(A run of records)
----------

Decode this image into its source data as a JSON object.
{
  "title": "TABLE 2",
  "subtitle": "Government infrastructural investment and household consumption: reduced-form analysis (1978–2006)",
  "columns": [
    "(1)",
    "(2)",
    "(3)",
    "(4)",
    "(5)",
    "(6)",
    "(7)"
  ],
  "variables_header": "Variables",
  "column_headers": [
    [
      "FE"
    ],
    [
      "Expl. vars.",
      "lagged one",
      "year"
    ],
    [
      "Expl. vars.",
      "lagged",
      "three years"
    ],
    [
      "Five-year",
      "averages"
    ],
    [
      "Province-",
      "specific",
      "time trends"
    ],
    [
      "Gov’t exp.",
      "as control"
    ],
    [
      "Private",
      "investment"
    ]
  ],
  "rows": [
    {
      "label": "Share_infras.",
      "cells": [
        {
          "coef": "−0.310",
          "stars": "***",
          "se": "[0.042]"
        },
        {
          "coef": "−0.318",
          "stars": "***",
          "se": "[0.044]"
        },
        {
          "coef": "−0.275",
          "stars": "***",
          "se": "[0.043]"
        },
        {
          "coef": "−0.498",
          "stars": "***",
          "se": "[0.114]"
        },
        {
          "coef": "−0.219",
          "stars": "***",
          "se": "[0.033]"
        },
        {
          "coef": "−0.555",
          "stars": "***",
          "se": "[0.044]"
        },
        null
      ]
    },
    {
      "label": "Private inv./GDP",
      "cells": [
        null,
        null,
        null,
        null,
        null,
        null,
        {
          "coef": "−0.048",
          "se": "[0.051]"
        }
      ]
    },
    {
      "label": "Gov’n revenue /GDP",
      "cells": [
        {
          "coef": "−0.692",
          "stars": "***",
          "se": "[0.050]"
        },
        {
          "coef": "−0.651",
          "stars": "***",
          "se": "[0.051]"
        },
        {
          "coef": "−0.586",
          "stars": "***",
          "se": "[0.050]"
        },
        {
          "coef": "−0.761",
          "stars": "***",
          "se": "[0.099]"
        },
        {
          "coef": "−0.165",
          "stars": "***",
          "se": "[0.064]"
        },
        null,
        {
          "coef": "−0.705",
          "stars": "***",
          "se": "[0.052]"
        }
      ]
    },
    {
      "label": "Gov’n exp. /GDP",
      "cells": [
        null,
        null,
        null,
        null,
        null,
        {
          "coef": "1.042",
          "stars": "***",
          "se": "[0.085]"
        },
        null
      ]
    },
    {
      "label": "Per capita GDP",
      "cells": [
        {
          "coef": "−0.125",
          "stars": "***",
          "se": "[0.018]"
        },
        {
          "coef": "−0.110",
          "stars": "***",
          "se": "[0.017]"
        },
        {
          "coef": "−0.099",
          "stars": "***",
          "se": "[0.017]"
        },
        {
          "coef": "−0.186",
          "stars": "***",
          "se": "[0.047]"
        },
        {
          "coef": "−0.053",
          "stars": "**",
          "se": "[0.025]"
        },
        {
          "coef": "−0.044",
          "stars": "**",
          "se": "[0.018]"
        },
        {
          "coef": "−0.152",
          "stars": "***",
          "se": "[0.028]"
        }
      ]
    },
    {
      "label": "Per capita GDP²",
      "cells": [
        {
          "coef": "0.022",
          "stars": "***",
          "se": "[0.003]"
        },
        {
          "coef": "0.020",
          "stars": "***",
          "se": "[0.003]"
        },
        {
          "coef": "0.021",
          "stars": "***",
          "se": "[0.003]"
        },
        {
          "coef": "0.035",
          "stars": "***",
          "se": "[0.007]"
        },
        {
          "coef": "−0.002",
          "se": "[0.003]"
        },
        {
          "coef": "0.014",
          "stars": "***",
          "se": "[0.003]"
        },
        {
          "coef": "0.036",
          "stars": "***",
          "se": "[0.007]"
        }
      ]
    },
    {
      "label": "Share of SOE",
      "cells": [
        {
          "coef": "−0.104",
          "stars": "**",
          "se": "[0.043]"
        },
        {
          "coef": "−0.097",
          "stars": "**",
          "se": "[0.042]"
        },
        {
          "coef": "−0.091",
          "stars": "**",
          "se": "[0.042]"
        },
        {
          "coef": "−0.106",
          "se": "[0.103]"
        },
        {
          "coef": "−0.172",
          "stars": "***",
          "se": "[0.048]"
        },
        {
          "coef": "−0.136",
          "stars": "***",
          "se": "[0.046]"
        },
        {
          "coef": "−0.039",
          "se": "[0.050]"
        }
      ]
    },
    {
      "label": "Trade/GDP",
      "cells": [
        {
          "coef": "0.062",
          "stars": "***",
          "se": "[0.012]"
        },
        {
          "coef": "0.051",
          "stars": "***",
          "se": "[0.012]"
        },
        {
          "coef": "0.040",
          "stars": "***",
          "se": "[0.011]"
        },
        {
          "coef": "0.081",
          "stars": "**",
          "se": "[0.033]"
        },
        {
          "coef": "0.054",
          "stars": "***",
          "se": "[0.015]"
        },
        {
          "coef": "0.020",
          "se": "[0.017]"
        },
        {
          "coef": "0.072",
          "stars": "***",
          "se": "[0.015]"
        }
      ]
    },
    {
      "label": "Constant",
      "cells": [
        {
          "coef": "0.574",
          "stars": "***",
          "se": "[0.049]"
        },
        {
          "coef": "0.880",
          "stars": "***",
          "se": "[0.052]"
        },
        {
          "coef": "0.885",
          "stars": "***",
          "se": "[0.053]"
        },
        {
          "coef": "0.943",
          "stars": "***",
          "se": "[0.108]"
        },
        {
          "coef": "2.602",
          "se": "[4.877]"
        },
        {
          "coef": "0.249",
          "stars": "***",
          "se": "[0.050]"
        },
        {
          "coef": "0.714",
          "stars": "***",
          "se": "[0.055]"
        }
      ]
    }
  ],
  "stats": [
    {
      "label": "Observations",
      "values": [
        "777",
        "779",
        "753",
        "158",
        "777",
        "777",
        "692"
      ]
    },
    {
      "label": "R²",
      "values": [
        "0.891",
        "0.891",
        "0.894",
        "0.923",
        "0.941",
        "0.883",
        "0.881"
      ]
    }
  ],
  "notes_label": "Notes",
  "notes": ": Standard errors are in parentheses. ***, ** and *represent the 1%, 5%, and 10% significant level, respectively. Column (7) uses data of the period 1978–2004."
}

----------

- [WRITTEN EXERCISE]:
Tally up how many lines in the preceding listing contain the word "data". Give nothing but the number.

- [REPLY TO THE EXERCISE]:
2